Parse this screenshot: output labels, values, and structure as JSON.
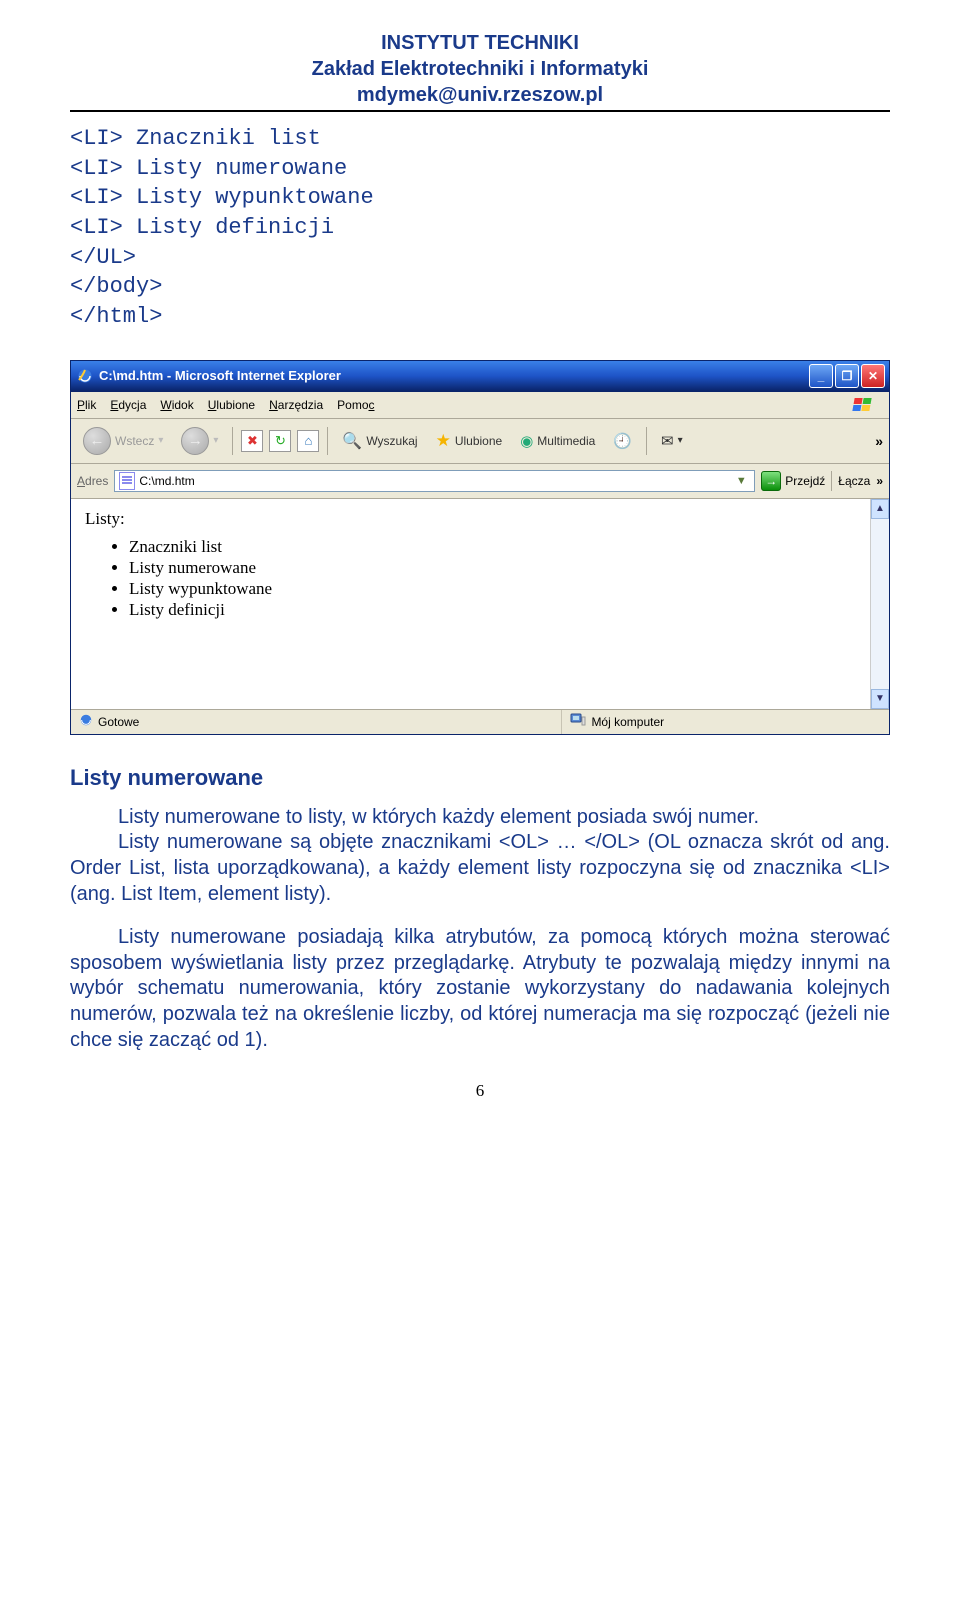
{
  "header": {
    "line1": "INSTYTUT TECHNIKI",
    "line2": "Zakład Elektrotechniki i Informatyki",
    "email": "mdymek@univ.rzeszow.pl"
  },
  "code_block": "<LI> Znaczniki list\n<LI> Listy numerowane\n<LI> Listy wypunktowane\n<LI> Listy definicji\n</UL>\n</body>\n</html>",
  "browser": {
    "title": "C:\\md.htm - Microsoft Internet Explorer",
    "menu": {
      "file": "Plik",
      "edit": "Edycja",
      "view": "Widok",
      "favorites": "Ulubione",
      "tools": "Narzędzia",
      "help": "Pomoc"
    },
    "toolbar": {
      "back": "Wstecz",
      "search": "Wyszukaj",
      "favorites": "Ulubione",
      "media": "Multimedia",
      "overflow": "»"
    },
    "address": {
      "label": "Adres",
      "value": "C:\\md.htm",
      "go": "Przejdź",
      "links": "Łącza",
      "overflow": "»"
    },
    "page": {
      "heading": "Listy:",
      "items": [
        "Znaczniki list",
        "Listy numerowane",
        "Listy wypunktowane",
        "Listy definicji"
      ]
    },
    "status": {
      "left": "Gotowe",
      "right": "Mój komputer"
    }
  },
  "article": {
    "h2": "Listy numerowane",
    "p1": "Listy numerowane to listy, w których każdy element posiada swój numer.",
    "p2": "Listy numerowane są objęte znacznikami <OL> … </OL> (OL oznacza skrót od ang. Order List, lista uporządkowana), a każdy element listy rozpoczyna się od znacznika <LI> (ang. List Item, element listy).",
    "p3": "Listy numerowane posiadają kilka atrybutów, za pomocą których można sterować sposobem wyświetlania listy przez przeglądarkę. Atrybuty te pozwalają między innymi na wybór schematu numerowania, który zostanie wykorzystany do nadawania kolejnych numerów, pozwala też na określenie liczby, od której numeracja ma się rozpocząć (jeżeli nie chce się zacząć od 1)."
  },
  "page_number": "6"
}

*Exercise requirements:* Each line of the material must be retyped exactly, except that images are omitted.

*Reply:*
Parse this screenshot: output labels, values, and structure as JSON.
{
  "header": {
    "line1": "INSTYTUT TECHNIKI",
    "line2": "Zakład Elektrotechniki i Informatyki",
    "email": "mdymek@univ.rzeszow.pl"
  },
  "code_block": "<LI> Znaczniki list\n<LI> Listy numerowane\n<LI> Listy wypunktowane\n<LI> Listy definicji\n</UL>\n</body>\n</html>",
  "browser": {
    "title": "C:\\md.htm - Microsoft Internet Explorer",
    "menu": {
      "file": "Plik",
      "edit": "Edycja",
      "view": "Widok",
      "favorites": "Ulubione",
      "tools": "Narzędzia",
      "help": "Pomoc"
    },
    "toolbar": {
      "back": "Wstecz",
      "search": "Wyszukaj",
      "favorites": "Ulubione",
      "media": "Multimedia",
      "overflow": "»"
    },
    "address": {
      "label": "Adres",
      "value": "C:\\md.htm",
      "go": "Przejdź",
      "links": "Łącza",
      "overflow": "»"
    },
    "page": {
      "heading": "Listy:",
      "items": [
        "Znaczniki list",
        "Listy numerowane",
        "Listy wypunktowane",
        "Listy definicji"
      ]
    },
    "status": {
      "left": "Gotowe",
      "right": "Mój komputer"
    }
  },
  "article": {
    "h2": "Listy numerowane",
    "p1": "Listy numerowane to listy, w których każdy element posiada swój numer.",
    "p2": "Listy numerowane są objęte znacznikami <OL> … </OL> (OL oznacza skrót od ang. Order List, lista uporządkowana), a każdy element listy rozpoczyna się od znacznika <LI> (ang. List Item, element listy).",
    "p3": "Listy numerowane posiadają kilka atrybutów, za pomocą których można sterować sposobem wyświetlania listy przez przeglądarkę. Atrybuty te pozwalają między innymi na wybór schematu numerowania, który zostanie wykorzystany do nadawania kolejnych numerów, pozwala też na określenie liczby, od której numeracja ma się rozpocząć (jeżeli nie chce się zacząć od 1)."
  },
  "page_number": "6"
}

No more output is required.